▶ REQUIREMENT
Retype all of the data exactly as given.

▶ DATA LINES
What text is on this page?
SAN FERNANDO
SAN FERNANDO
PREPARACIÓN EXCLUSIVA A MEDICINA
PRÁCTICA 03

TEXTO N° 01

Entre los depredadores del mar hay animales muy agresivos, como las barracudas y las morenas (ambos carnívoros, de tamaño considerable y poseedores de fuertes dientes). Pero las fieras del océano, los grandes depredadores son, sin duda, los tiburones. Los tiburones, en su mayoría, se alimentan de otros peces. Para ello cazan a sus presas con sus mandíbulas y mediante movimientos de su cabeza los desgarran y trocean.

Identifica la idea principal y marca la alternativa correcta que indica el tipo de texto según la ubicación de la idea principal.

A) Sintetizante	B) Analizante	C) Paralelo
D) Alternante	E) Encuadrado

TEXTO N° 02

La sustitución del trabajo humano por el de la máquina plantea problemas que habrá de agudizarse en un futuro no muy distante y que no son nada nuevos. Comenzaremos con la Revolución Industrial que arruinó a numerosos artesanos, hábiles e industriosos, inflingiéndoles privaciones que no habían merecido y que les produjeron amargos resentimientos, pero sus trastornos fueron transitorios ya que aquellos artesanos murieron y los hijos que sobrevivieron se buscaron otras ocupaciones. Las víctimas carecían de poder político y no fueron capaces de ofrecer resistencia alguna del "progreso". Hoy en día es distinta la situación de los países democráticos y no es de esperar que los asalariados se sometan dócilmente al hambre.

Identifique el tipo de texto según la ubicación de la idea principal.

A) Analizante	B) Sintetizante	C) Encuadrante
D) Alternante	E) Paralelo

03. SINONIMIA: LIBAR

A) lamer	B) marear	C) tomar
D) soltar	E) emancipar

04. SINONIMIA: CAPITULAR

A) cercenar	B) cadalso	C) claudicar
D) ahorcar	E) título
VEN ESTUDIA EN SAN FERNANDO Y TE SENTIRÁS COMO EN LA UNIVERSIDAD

▶ SOLUTION TO THIS PROBLEM
What text is on this page?
SAN FERNANDO
SAN FERNANDO
PREPARACIÓN EXCLUSIVA A MEDICINA
PRÁCTICA 03

TEXTO N° 01

Entre los depredadores del mar hay animales muy agresivos, como las barracudas y las morenas (ambos carnívoros, de tamaño considerable y poseedores de fuertes dientes). Pero las fieras del océano, los grandes depredadores son, sin duda, los tiburones. Los tiburones, en su mayoría, se alimentan de otros peces. Para ello cazan a sus presas con sus mandíbulas y mediante movimientos de su cabeza los desgarran y trocean.

Identifica la idea principal y marca la alternativa correcta que indica el tipo de texto según la ubicación de la idea principal.

A) Sintetizante	B) Analizante	C) Paralelo
D) Alternante	E) Encuadrado

TEXTO N° 02

La sustitución del trabajo humano por el de la máquina plantea problemas que habrá de agudizarse en un futuro no muy distante y que no son nada nuevos. Comenzaremos con la Revolución Industrial que arruinó a numerosos artesanos, hábiles e industriosos, inflingiéndoles privaciones que no habían merecido y que les produjeron amargos resentimientos, pero sus trastornos fueron transitorios ya que aquellos artesanos murieron y los hijos que sobrevivieron se buscaron otras ocupaciones. Las víctimas carecían de poder político y no fueron capaces de ofrecer resistencia alguna del "progreso". Hoy en día es distinta la situación de los países democráticos y no es de esperar que los asalariados se sometan dócilmente al hambre.

Identifique el tipo de texto según la ubicación de la idea principal.

A) Analizante	B) Sintetizante	C) Encuadrante
D) Alternante	E) Paralelo

03. SINONIMIA: LIBAR

A) lamer	B) marear	C) tomar
D) soltar	E) emancipar

04. SINONIMIA: CAPITULAR

A) cercenar	B) cadalso	C) claudicar
D) ahorcar	E) título
VEN ESTUDIA EN SAN FERNANDO Y TE SENTIRÁS COMO EN LA UNIVERSIDAD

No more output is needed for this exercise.